● **Directions for this task**: Show all lines from the listing below that contain "among".

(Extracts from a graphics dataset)
--------------------------------------------------

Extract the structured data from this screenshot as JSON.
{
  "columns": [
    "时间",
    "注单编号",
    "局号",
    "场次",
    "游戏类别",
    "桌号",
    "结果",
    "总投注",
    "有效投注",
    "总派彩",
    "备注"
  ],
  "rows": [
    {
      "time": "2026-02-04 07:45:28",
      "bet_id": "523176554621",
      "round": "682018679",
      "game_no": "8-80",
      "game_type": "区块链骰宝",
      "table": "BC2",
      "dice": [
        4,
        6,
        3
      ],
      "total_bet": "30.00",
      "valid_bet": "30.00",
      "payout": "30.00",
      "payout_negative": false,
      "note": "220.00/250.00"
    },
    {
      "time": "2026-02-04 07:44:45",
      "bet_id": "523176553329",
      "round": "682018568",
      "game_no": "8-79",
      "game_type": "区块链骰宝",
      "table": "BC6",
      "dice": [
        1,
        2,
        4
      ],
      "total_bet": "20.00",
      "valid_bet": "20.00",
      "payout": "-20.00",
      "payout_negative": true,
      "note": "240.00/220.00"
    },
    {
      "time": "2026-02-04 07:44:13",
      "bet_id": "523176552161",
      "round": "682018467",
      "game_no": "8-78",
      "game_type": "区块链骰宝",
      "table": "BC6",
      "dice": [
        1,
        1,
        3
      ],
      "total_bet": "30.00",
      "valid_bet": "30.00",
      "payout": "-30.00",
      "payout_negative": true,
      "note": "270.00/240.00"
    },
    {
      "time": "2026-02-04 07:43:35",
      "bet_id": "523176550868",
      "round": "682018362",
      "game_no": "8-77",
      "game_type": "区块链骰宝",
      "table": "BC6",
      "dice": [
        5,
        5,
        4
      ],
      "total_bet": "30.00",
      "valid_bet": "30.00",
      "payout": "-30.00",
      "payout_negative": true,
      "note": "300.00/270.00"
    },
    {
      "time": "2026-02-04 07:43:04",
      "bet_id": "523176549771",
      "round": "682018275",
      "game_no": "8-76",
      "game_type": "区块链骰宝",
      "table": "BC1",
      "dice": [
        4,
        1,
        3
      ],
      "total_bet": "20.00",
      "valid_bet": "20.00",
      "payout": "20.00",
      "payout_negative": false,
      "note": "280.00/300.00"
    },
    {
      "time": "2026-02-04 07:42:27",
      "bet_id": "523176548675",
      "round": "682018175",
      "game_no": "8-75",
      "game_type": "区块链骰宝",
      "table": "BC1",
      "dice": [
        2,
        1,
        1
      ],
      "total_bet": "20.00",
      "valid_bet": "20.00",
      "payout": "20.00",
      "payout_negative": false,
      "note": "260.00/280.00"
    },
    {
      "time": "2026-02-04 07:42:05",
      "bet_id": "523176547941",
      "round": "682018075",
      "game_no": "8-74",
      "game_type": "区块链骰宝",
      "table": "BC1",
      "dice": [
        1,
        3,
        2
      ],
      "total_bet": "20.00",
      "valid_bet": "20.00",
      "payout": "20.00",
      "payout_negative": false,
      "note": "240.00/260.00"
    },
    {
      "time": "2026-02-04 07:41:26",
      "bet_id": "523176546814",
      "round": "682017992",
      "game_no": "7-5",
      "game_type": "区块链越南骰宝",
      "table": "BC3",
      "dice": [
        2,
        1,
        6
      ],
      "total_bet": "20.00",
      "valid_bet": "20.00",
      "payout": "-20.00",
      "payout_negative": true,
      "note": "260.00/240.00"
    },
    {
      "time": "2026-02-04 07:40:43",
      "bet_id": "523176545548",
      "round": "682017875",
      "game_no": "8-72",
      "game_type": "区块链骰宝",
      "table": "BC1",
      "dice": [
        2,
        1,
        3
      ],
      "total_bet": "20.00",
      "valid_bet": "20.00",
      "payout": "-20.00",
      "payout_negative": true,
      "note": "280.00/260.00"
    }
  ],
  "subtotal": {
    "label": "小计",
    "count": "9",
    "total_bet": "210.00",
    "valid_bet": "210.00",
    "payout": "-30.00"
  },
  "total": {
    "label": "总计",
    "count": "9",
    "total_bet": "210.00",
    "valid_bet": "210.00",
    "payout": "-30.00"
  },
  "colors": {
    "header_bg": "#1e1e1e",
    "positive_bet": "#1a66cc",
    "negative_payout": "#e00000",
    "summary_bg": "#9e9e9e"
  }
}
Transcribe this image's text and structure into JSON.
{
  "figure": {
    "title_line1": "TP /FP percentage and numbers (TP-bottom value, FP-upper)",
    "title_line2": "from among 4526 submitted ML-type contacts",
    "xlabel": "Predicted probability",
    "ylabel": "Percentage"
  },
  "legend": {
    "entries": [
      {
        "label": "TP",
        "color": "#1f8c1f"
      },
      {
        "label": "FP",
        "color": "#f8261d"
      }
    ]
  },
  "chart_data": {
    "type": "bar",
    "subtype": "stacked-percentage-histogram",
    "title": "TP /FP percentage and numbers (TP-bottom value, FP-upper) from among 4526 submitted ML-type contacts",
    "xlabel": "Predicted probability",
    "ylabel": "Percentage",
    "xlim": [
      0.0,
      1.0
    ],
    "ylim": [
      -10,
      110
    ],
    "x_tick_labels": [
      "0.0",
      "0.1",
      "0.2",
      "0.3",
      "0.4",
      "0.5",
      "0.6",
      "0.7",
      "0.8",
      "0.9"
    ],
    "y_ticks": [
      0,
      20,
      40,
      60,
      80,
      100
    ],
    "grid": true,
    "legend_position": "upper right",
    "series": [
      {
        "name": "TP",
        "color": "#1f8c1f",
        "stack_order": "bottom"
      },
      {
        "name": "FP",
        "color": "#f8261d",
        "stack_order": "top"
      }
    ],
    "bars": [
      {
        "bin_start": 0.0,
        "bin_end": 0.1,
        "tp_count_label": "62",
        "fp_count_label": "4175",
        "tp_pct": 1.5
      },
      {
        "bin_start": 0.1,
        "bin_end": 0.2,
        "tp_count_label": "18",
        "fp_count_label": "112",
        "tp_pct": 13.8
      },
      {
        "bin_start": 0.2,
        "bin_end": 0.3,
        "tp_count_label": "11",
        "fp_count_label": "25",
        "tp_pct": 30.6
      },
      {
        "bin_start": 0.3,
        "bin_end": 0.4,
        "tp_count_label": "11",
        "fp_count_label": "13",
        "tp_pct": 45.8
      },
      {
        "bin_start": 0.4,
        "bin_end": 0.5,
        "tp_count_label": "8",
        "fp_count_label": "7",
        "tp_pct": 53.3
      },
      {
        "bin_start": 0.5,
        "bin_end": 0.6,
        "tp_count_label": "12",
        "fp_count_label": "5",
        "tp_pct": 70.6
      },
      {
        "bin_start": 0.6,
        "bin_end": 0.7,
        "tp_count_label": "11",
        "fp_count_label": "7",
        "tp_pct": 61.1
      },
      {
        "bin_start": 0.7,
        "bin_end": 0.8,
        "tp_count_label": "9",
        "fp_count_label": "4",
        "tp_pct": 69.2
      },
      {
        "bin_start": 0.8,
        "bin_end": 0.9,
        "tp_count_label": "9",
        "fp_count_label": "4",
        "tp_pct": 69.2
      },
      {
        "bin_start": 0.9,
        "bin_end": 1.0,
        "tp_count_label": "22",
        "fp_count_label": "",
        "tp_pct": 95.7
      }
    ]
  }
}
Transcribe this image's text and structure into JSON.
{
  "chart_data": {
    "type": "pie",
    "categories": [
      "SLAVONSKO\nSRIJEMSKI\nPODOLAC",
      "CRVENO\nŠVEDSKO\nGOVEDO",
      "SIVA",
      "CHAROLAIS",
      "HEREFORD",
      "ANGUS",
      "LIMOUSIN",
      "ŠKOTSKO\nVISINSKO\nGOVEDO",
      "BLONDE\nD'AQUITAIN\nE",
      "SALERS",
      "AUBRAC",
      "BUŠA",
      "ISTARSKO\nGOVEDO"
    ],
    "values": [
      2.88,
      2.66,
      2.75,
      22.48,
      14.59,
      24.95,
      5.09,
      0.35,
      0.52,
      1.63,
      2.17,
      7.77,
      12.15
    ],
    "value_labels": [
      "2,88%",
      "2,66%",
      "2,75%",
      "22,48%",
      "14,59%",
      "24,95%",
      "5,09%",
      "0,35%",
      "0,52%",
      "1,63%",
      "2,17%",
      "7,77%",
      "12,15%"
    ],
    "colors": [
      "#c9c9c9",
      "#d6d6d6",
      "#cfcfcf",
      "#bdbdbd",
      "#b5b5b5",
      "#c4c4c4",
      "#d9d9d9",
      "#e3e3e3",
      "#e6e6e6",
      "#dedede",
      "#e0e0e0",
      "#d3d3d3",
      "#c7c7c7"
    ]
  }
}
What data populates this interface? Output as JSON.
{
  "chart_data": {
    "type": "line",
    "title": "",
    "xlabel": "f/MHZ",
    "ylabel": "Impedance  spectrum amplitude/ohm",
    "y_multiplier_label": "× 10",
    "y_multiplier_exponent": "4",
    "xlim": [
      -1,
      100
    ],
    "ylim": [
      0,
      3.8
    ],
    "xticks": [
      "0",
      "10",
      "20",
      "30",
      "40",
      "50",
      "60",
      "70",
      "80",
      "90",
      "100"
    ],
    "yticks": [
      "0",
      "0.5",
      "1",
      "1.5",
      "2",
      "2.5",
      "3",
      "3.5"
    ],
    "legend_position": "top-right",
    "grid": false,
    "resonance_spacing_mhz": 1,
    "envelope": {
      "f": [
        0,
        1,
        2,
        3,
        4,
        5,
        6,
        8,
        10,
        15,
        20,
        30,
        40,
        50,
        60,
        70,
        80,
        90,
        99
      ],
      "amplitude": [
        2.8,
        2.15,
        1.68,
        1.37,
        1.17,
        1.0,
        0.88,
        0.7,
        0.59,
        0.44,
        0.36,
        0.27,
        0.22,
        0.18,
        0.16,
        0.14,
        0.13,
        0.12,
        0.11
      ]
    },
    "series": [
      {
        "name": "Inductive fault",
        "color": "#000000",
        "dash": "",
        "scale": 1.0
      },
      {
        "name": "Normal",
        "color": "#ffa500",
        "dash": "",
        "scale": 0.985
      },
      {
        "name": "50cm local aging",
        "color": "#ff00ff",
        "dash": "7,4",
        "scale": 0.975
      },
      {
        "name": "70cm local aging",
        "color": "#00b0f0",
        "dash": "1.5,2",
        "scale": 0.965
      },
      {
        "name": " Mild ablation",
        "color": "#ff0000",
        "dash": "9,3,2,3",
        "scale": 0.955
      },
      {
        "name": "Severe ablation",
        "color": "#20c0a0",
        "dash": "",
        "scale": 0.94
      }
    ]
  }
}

--------------------------------------------------

● **Written response**:
    "title_line2": "from among 4526 submitted ML-type contacts",
    "title": "TP /FP percentage and numbers (TP-bottom value, FP-upper) from among 4526 submitted ML-type contacts",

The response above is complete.